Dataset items
## start

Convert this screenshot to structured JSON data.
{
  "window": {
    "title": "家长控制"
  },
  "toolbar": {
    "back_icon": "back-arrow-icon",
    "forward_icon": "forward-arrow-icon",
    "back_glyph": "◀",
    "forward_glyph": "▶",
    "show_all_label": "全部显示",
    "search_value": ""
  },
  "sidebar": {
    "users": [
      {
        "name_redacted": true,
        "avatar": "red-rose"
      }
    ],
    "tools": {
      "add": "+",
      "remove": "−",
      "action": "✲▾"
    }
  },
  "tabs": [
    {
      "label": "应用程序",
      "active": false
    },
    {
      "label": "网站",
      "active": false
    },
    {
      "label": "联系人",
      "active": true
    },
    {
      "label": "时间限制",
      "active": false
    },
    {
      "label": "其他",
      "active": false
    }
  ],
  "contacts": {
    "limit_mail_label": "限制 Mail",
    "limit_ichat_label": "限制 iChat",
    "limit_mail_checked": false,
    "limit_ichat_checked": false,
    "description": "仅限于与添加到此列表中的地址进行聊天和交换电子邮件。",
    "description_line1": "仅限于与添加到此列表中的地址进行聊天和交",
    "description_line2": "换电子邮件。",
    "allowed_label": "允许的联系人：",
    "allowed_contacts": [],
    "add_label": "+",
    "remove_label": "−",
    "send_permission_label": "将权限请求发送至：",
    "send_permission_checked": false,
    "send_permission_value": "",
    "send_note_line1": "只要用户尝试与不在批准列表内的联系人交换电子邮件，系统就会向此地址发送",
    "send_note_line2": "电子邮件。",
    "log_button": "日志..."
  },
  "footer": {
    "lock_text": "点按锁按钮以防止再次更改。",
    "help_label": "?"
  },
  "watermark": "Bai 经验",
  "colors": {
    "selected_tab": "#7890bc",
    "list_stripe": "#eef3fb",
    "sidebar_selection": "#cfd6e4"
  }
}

## end
## start

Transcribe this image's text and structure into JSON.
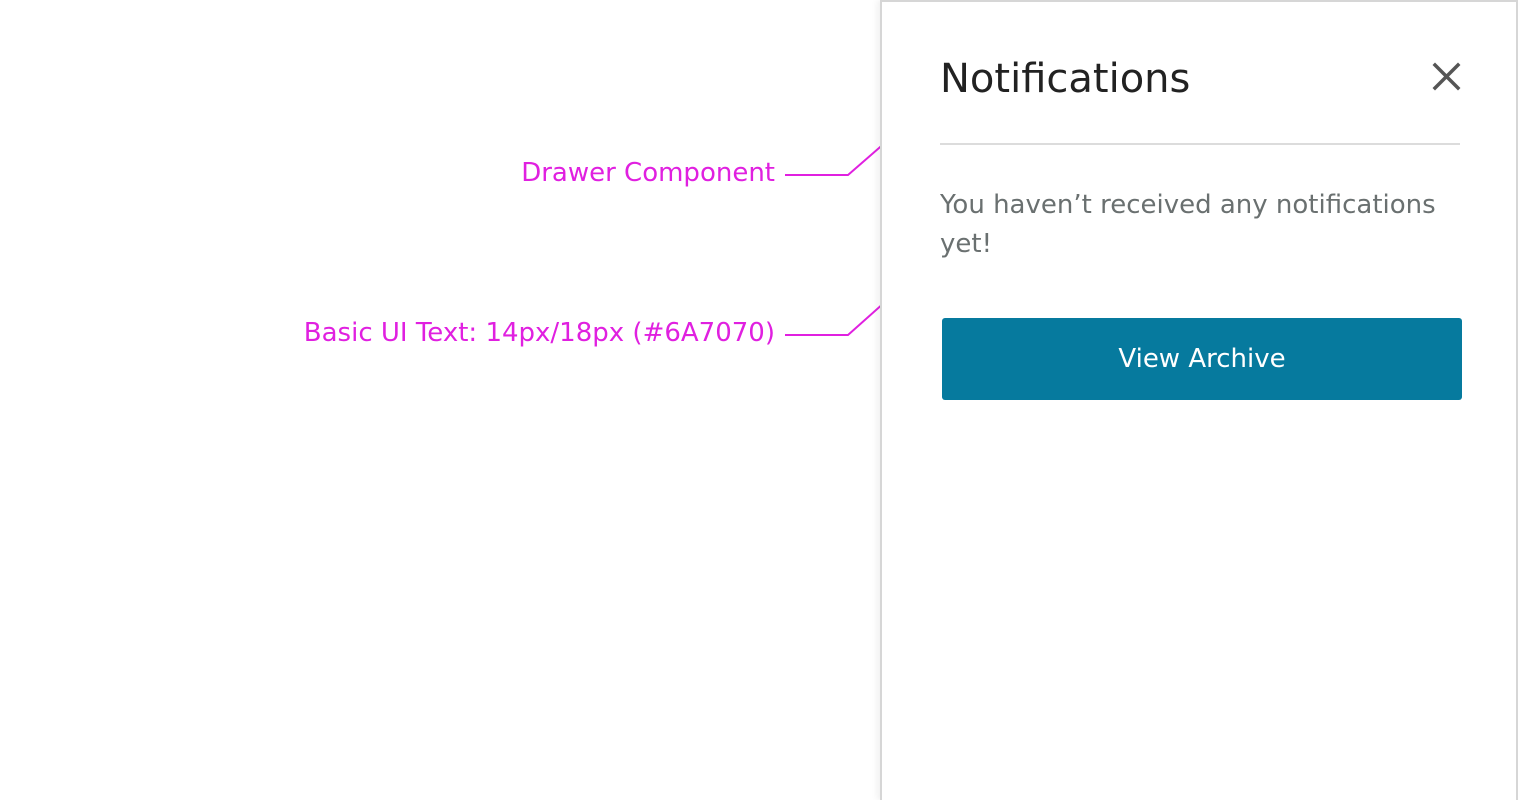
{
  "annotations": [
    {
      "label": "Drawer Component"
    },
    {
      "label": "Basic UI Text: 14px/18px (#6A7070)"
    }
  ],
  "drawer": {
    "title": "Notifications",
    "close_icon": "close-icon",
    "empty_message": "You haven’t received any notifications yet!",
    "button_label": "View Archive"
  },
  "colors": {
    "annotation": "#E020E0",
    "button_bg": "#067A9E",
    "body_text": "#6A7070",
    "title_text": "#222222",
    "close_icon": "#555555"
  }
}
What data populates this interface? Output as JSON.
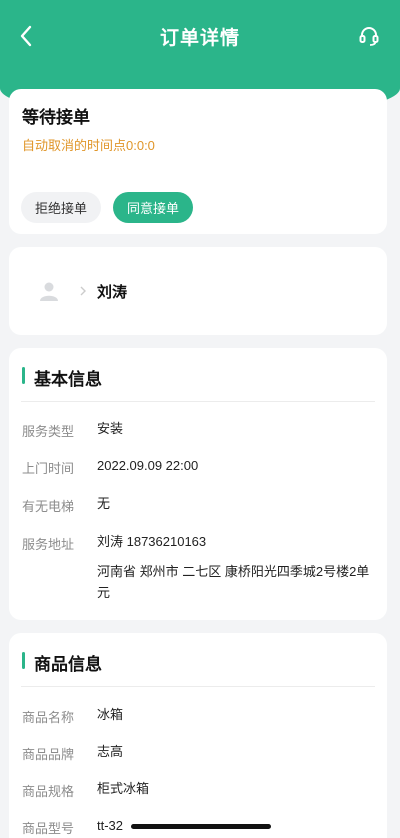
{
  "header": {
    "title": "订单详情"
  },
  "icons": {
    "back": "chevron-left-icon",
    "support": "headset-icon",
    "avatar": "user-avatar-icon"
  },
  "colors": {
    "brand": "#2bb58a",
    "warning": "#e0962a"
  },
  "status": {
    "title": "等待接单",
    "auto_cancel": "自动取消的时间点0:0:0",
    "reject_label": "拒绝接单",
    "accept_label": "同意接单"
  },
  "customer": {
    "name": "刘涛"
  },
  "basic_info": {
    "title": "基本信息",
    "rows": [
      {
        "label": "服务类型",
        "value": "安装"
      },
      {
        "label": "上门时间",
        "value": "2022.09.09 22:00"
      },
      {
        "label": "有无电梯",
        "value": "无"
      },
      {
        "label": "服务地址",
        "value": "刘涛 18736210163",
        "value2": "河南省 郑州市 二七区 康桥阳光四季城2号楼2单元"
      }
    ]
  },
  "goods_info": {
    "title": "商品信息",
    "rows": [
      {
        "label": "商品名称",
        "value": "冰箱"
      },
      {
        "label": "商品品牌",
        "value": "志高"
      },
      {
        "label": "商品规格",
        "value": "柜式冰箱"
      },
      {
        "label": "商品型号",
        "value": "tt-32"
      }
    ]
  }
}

## end
## start

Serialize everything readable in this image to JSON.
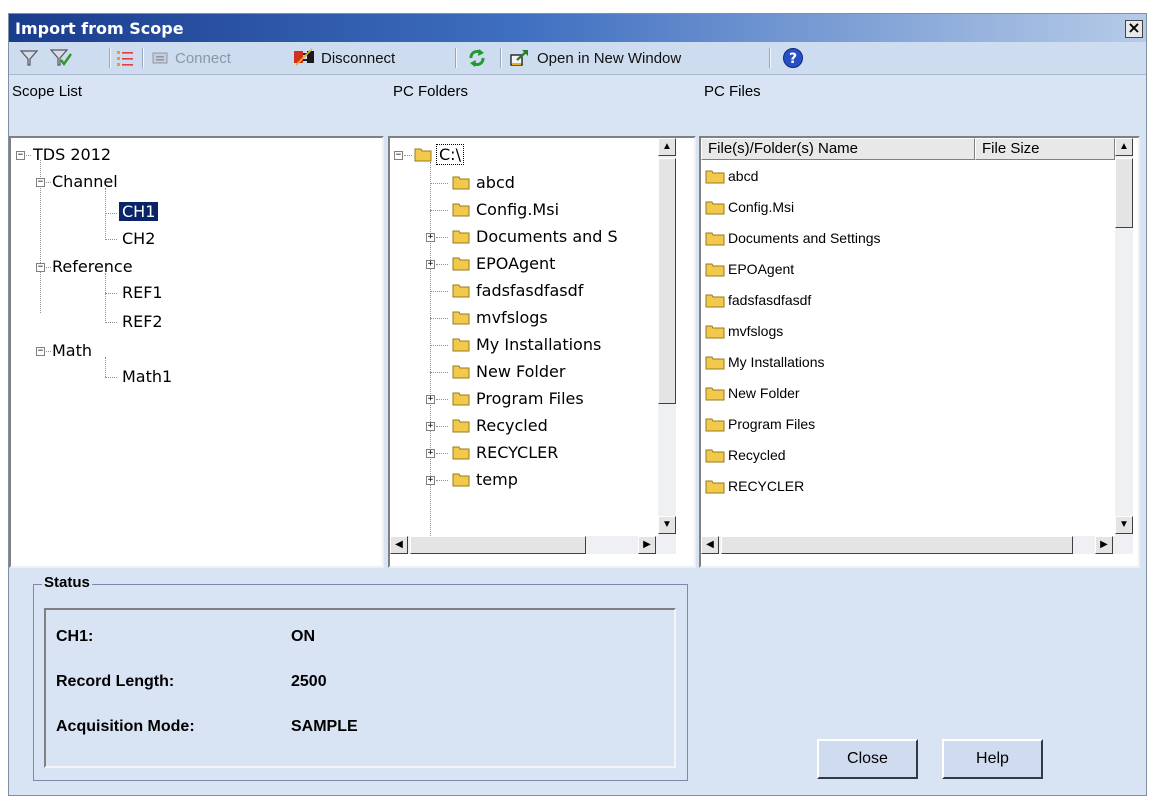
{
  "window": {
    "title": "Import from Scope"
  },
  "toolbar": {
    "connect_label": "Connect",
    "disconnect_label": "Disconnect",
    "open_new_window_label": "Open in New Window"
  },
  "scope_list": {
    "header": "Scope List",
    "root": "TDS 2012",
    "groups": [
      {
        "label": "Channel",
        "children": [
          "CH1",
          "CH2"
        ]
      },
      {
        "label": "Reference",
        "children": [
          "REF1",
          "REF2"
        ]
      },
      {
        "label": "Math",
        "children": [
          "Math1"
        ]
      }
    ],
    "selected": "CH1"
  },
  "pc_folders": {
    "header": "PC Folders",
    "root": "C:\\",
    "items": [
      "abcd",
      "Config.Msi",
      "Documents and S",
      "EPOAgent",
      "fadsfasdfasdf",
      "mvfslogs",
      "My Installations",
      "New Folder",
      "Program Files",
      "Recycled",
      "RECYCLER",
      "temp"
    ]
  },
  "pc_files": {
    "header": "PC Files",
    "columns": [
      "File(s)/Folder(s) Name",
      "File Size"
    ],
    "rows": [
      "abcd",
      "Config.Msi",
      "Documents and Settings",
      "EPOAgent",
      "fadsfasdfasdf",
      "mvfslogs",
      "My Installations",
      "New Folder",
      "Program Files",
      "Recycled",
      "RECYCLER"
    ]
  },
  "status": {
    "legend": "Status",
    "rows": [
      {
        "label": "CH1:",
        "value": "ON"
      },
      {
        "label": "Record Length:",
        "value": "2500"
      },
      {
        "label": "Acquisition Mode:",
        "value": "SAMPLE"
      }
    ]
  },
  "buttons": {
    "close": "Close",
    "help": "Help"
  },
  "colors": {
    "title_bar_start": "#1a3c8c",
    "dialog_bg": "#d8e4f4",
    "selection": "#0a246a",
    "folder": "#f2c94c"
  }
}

## end

Look through the material and say how many lines hold "this". Give the number only.

▶ _OUTPUT OF THE EXERCISE_: 4